• **Exercise input**
-------------------------

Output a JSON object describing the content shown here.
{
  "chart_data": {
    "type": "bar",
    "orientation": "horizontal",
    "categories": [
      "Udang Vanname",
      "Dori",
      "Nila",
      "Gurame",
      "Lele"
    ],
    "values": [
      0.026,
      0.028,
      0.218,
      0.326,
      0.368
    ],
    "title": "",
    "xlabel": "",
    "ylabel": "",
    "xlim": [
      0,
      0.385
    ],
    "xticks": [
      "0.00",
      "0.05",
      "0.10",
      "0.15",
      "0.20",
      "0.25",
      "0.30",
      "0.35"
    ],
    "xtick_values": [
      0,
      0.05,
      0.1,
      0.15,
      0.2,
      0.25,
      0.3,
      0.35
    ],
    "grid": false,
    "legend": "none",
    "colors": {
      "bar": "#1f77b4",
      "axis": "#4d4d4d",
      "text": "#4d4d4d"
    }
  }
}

-------------------------

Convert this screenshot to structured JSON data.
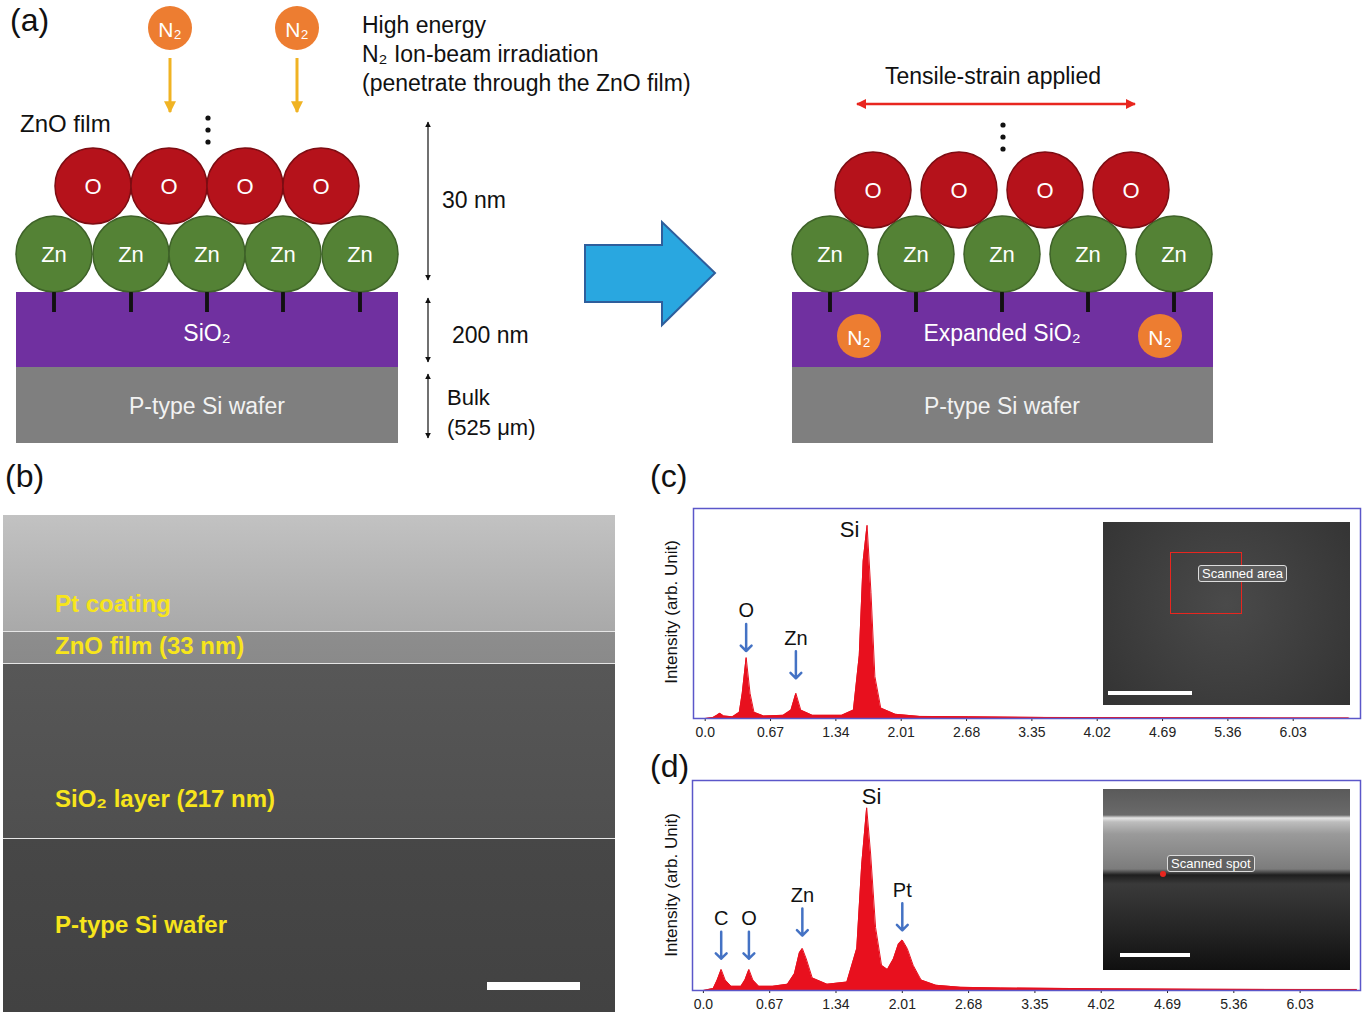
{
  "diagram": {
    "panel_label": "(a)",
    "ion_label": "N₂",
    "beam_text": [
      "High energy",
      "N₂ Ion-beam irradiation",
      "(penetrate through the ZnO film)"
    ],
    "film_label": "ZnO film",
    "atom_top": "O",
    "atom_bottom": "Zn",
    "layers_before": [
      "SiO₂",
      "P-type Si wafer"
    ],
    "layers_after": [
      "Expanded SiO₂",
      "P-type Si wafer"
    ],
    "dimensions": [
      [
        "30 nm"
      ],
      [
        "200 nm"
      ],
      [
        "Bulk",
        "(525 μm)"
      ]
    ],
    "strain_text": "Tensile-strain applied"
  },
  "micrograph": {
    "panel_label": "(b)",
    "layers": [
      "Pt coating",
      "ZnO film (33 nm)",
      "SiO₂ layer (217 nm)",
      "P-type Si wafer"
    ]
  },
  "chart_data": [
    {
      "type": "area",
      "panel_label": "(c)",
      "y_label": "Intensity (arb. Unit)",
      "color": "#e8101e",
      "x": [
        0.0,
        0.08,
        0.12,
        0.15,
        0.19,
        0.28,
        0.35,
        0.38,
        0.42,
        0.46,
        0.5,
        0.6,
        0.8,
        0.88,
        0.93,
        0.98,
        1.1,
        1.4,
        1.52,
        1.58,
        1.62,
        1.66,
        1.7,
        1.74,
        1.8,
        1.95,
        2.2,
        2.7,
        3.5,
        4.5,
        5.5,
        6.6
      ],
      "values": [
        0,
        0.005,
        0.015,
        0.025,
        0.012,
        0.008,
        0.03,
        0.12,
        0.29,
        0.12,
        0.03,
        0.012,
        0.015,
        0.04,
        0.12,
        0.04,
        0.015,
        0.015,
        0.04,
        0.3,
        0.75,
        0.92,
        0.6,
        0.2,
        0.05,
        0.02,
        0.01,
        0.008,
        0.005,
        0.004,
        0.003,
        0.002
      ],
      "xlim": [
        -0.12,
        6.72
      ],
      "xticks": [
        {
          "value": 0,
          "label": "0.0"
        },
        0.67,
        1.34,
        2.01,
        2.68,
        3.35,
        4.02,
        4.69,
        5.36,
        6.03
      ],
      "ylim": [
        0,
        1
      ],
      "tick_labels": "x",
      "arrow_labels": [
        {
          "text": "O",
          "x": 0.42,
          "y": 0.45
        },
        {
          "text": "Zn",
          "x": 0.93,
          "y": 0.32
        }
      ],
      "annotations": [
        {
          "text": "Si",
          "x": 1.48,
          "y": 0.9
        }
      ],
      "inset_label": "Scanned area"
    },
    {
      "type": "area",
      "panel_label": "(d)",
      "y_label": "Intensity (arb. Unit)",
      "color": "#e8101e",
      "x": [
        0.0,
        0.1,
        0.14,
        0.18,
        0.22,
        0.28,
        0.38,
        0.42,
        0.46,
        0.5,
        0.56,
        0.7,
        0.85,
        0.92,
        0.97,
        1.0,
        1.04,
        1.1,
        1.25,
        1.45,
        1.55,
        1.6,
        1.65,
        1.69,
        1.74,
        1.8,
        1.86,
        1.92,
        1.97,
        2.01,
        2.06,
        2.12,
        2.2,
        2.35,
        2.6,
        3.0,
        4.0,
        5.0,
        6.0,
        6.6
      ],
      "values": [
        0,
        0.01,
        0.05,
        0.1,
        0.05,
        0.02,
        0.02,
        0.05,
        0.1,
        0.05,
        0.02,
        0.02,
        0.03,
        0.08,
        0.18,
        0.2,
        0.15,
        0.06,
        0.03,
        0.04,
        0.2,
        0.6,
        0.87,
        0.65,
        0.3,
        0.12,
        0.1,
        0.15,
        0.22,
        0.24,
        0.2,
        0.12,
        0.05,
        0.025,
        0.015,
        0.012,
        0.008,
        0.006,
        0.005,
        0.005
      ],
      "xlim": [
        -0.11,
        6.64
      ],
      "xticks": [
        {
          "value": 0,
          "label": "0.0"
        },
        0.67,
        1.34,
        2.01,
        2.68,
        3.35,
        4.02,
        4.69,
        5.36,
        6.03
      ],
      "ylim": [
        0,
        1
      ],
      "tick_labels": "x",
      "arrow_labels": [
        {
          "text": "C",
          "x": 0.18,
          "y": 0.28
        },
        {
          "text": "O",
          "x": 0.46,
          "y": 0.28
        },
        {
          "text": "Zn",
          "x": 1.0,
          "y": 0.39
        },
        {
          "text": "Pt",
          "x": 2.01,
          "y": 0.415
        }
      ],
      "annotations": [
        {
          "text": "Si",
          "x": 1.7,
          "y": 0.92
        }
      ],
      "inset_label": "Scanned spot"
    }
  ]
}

-------------------------

• **Your objective**
What is the number of lines containing "film"? Give that number only.

• **Result for this exercise**
3